» DIRECTIONS FOR THIS TASK
Print out every line, exactly as written.

Collected data entries:
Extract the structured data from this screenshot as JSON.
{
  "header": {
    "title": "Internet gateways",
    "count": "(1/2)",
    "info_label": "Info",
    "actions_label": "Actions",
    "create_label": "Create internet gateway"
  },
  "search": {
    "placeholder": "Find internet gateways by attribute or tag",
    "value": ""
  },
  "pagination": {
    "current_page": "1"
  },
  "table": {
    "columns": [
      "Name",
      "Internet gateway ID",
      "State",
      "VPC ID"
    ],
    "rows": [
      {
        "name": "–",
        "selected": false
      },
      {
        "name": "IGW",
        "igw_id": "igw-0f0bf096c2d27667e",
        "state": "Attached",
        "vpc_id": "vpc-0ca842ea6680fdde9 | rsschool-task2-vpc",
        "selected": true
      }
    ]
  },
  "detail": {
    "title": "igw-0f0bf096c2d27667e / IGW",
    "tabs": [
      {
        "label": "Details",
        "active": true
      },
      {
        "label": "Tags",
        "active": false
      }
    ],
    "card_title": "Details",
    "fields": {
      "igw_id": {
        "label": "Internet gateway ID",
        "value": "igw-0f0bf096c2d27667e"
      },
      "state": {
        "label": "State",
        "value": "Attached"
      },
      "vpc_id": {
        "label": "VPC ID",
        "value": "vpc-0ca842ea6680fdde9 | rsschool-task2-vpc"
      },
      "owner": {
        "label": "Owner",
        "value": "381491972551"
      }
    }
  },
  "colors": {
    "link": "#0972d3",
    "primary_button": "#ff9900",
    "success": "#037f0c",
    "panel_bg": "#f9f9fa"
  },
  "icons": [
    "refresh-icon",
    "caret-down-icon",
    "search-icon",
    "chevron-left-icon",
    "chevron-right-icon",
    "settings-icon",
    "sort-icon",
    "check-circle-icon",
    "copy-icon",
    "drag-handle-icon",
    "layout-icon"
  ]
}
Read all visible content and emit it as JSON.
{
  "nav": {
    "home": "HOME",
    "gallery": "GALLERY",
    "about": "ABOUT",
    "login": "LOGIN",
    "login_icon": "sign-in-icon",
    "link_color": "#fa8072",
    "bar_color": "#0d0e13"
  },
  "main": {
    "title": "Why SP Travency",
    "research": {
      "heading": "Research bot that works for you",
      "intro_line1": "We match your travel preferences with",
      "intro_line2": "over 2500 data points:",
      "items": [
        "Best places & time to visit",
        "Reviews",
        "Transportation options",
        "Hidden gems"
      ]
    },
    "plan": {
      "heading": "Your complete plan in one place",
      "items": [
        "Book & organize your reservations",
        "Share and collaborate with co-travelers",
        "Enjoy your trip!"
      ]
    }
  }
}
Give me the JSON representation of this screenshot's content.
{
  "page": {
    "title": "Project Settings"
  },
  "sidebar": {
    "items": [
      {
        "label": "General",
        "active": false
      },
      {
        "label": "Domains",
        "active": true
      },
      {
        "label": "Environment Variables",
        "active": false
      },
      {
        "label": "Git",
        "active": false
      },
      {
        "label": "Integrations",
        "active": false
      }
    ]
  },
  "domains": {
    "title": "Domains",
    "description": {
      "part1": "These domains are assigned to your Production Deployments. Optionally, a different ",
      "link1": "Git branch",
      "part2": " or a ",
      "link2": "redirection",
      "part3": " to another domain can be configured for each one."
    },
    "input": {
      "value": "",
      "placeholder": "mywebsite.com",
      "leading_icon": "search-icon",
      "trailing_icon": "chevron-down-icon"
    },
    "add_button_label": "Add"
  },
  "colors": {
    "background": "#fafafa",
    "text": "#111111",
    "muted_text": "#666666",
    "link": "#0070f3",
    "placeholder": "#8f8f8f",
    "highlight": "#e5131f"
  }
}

» FINISHED EXERCISE
Extract the structured data from this screenshot as JSON.
{
  "header": {
    "title": "Internet gateways",
    "count": "(1/2)",
    "info_label": "Info",
    "actions_label": "Actions",
    "create_label": "Create internet gateway"
  },
  "search": {
    "placeholder": "Find internet gateways by attribute or tag",
    "value": ""
  },
  "pagination": {
    "current_page": "1"
  },
  "table": {
    "columns": [
      "Name",
      "Internet gateway ID",
      "State",
      "VPC ID"
    ],
    "rows": [
      {
        "name": "–",
        "selected": false
      },
      {
        "name": "IGW",
        "igw_id": "igw-0f0bf096c2d27667e",
        "state": "Attached",
        "vpc_id": "vpc-0ca842ea6680fdde9 | rsschool-task2-vpc",
        "selected": true
      }
    ]
  },
  "detail": {
    "title": "igw-0f0bf096c2d27667e / IGW",
    "tabs": [
      {
        "label": "Details",
        "active": true
      },
      {
        "label": "Tags",
        "active": false
      }
    ],
    "card_title": "Details",
    "fields": {
      "igw_id": {
        "label": "Internet gateway ID",
        "value": "igw-0f0bf096c2d27667e"
      },
      "state": {
        "label": "State",
        "value": "Attached"
      },
      "vpc_id": {
        "label": "VPC ID",
        "value": "vpc-0ca842ea6680fdde9 | rsschool-task2-vpc"
      },
      "owner": {
        "label": "Owner",
        "value": "381491972551"
      }
    }
  },
  "colors": {
    "link": "#0972d3",
    "primary_button": "#ff9900",
    "success": "#037f0c",
    "panel_bg": "#f9f9fa"
  },
  "icons": [
    "refresh-icon",
    "caret-down-icon",
    "search-icon",
    "chevron-left-icon",
    "chevron-right-icon",
    "settings-icon",
    "sort-icon",
    "check-circle-icon",
    "copy-icon",
    "drag-handle-icon",
    "layout-icon"
  ]
}
Read all visible content and emit it as JSON.
{
  "nav": {
    "home": "HOME",
    "gallery": "GALLERY",
    "about": "ABOUT",
    "login": "LOGIN",
    "login_icon": "sign-in-icon",
    "link_color": "#fa8072",
    "bar_color": "#0d0e13"
  },
  "main": {
    "title": "Why SP Travency",
    "research": {
      "heading": "Research bot that works for you",
      "intro_line1": "We match your travel preferences with",
      "intro_line2": "over 2500 data points:",
      "items": [
        "Best places & time to visit",
        "Reviews",
        "Transportation options",
        "Hidden gems"
      ]
    },
    "plan": {
      "heading": "Your complete plan in one place",
      "items": [
        "Book & organize your reservations",
        "Share and collaborate with co-travelers",
        "Enjoy your trip!"
      ]
    }
  }
}
Give me the JSON representation of this screenshot's content.
{
  "page": {
    "title": "Project Settings"
  },
  "sidebar": {
    "items": [
      {
        "label": "General",
        "active": false
      },
      {
        "label": "Domains",
        "active": true
      },
      {
        "label": "Environment Variables",
        "active": false
      },
      {
        "label": "Git",
        "active": false
      },
      {
        "label": "Integrations",
        "active": false
      }
    ]
  },
  "domains": {
    "title": "Domains",
    "description": {
      "part1": "These domains are assigned to your Production Deployments. Optionally, a different ",
      "link1": "Git branch",
      "part2": " or a ",
      "link2": "redirection",
      "part3": " to another domain can be configured for each one."
    },
    "input": {
      "value": "",
      "placeholder": "mywebsite.com",
      "leading_icon": "search-icon",
      "trailing_icon": "chevron-down-icon"
    },
    "add_button_label": "Add"
  },
  "colors": {
    "background": "#fafafa",
    "text": "#111111",
    "muted_text": "#666666",
    "link": "#0070f3",
    "placeholder": "#8f8f8f",
    "highlight": "#e5131f"
  }
}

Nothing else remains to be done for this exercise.